Quellenauszug:
----
Kevin Gameiro kostet Valencia Medienberichten zufolge 16 Millionen Euro Ablöse plus Boni. Atleti hatte 2016 noch 30 Millionen Euro an Sevilla überwiesen.

Nach der Verpflichtung von Nikola Kalinic war für Gameiro kein Platz mehr im Wanda Metropolitano.

Beim Tabellenvierten der vergangenen Saison trifft Gameiro nun auf starke Konkurrenz.

Neben dem spanischen Nationalstürmer Rodrigo (27) steht neuerdings auch Michy Batshuayi im Estadio Mestalla unter Vertrag.

Batshuayi, der auch bei Sevilla im Gespräch war, wurde für ein Jahr von Chelsea ausgeliehen.

Die Transferniederlage um Batshuayi hat bei Sevilla-Präsident Pepe Castro offenbar Spuren hinterlassen.

Er könne nicht verstehen, wieso Batshuayi lieber "vier Spiele in der Champions League" absolviere als für Sevilla viele Tore in der Europa League zu erzielen, so Castro laut MARCA.

Batshuayi konterte bei seiner Vorstellung trocken: "Ich bin nach Valencia gewechselt, um mehr als vier Champions-League-Spiele zu machen."

Der Ex-Dortmunder weiter: "Es stimmt, dass ich andere Möglichkeiten hatte, aber ich habe mit dem Coach gesprochen und er hat mich überzeugt, nach Valencia zu kommen."

Neben Batshuayi, Rodrigo und Gameiro stehen als Stürmer im Kader der Fledermäuse: Santi Mina (22) und Simone Zaza, der den Verein allerdings verlassen soll.
----
Aufgabenliste:
a) Beantworten Sie anhand des Auszugs zum Gameiro-Wechsel folgende Fragen:
(i) Welche Summe hatte Atleti 2016 an Sevilla überwiesen?
(ii) Von welchem Verein wurde Batshuayi ausgeliehen, und für welchen Zeitraum?
(iii) Auf welches Medium beruft sich der Auszug bei der Äußerung von Pepe Castro?
b) Übernehmen Sie aus dem Auszug zum Gameiro-Wechsel den Abschnitt von „Neben Batshuayi, Rodrigo“ bis „allerdings verlassen soll.“ wortgetreu.
c) Prüfen Sie, ob die folgenden Aussagen mit dem Auszug zum Gameiro-Wechsel übereinstimmen:
(i) Gameiro kostet Valencia laut Medienberichten 30 Millionen Euro Ablöse.
(ii) Santi Mina soll den Verein verlassen.
(iii) Rodrigo ist spanischer Nationalstürmer.
Die Datensätze werden für die Bearbeitung nicht benötigt.
----
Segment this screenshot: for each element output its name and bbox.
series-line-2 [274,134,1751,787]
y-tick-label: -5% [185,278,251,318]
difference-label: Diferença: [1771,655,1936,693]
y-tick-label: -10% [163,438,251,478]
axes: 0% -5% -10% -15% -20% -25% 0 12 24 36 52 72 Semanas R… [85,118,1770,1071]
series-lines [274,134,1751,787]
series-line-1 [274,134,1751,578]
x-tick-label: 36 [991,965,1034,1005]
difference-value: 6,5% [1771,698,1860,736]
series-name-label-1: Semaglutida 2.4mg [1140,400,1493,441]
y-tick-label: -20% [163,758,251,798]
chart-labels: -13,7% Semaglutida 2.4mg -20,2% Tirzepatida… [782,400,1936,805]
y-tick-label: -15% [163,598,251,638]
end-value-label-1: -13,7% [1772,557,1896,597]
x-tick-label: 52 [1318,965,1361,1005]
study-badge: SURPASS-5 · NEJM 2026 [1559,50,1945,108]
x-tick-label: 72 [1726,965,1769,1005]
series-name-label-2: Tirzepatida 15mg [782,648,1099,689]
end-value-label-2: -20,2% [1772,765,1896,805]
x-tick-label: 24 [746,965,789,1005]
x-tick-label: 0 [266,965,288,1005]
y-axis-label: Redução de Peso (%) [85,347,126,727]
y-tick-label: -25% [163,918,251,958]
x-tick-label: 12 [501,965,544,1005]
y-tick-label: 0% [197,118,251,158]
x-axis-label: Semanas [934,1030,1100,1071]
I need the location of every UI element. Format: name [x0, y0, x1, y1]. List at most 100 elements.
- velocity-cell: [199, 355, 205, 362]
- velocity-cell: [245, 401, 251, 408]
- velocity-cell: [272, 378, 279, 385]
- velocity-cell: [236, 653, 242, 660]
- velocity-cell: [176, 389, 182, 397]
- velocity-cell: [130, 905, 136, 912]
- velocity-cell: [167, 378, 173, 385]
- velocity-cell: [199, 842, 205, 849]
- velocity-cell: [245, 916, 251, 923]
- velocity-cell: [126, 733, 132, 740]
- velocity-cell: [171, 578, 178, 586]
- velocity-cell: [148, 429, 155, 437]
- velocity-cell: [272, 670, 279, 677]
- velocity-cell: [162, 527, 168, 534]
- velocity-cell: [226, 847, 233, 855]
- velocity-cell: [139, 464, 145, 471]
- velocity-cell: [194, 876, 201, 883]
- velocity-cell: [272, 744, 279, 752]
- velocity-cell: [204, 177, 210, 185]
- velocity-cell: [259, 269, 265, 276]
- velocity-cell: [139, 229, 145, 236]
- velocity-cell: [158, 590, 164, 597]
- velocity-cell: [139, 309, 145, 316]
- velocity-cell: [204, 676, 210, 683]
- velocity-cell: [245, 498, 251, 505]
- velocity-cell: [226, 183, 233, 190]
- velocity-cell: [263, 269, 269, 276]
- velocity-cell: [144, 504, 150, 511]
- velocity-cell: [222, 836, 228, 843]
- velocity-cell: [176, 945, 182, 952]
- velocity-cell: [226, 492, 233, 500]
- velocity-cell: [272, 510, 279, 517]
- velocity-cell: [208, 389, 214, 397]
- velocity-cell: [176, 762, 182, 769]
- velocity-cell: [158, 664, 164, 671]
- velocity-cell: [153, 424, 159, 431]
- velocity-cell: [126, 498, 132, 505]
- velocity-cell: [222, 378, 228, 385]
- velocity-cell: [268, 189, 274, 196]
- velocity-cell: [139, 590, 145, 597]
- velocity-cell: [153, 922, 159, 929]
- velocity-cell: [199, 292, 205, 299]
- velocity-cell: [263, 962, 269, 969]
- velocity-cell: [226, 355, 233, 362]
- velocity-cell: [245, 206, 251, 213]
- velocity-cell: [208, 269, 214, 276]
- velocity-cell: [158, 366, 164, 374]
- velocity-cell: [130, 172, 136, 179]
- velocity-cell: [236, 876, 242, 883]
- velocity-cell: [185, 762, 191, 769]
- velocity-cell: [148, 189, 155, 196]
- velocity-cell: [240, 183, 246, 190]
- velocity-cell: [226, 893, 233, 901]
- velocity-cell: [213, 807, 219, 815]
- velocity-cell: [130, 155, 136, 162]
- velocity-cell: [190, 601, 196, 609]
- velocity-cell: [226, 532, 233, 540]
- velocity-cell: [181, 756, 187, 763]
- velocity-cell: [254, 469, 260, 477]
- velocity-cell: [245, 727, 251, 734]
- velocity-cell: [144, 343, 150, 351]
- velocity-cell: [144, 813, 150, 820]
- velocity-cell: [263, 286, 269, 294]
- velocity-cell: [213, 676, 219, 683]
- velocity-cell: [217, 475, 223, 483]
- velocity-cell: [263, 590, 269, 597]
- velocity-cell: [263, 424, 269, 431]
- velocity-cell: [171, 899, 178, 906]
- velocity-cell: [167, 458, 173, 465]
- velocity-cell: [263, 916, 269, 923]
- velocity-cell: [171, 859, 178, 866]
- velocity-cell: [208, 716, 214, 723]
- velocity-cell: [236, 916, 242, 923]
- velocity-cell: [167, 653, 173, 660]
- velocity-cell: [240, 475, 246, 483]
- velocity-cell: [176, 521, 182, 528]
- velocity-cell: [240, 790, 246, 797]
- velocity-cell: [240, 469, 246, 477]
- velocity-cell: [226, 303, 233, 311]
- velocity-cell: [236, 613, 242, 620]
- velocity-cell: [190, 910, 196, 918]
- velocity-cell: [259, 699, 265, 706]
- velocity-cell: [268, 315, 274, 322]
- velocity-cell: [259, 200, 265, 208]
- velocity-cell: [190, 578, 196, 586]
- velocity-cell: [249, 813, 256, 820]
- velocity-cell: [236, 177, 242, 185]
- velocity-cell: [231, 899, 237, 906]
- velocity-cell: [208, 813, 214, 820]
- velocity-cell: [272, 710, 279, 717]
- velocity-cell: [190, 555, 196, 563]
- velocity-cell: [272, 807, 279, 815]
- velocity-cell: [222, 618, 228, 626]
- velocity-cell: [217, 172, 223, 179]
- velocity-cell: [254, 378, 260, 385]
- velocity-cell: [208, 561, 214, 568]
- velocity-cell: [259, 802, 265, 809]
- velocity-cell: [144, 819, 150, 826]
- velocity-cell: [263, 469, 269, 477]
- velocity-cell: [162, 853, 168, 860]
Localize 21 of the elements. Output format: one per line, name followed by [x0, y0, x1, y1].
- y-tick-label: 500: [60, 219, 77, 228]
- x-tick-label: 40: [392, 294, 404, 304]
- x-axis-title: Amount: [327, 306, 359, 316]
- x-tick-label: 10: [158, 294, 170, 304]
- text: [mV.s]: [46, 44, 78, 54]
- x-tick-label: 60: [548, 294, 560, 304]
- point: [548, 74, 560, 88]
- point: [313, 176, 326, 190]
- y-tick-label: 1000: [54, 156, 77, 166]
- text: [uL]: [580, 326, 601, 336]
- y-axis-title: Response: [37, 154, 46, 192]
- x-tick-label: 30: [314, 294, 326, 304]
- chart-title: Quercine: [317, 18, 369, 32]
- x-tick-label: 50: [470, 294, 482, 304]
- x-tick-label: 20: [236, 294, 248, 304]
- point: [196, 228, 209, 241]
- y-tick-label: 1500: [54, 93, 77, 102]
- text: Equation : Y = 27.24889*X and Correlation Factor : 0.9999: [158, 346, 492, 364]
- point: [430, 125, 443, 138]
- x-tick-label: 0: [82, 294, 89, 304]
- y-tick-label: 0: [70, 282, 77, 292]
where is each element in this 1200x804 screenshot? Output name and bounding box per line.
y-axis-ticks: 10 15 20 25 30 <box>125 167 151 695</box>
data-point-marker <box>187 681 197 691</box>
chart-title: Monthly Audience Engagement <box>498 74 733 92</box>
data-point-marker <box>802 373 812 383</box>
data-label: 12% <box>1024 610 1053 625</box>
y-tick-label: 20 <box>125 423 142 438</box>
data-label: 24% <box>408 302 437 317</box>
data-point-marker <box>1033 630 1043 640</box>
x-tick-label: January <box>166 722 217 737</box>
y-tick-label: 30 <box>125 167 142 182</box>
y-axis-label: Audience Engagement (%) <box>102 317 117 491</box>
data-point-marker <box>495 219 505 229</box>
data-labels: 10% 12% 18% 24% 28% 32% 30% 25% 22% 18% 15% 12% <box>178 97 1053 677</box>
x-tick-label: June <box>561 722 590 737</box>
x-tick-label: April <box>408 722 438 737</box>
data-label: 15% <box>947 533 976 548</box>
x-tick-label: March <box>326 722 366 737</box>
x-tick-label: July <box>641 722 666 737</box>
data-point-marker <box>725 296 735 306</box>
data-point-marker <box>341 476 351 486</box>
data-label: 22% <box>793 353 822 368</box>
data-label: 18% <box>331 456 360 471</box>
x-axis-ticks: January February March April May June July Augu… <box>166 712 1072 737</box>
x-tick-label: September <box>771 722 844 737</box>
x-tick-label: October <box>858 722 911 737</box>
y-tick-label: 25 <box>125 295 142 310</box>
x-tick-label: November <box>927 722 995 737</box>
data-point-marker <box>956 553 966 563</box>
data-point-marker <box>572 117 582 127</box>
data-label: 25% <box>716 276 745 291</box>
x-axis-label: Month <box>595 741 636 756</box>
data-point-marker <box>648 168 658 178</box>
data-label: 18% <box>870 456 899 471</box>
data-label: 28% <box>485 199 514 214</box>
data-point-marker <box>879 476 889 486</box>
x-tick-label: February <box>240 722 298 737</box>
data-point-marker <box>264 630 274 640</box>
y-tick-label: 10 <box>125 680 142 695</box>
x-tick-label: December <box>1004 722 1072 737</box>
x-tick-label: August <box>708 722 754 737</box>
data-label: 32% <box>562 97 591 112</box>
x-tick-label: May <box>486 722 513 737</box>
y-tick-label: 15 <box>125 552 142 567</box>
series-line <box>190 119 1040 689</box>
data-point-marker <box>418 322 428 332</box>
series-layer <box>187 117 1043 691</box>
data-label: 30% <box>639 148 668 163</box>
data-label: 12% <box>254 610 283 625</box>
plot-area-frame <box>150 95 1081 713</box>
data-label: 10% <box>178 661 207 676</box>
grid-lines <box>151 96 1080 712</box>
----
Lösungen:
a)
(i) 30 Millionen Euro.
(ii) Von Chelsea, für ein Jahr.
(iii) Auf MARCA.

b)
Neben Batshuayi, Rodrigo und Gameiro stehen als Stürmer im Kader der Fledermäuse: Santi Mina (22) und Simone Zaza, der den Verein allerdings verlassen soll.

c)
(i) Nein – „Kevin Gameiro kostet Valencia Medienberichten zufolge 16 Millionen Euro Ablöse plus Boni.“
(ii) Nein – „Simone Zaza, der den Verein allerdings verlassen soll.“
(iii) Ja – „Neben dem spanischen Nationalstürmer Rodrigo (27)“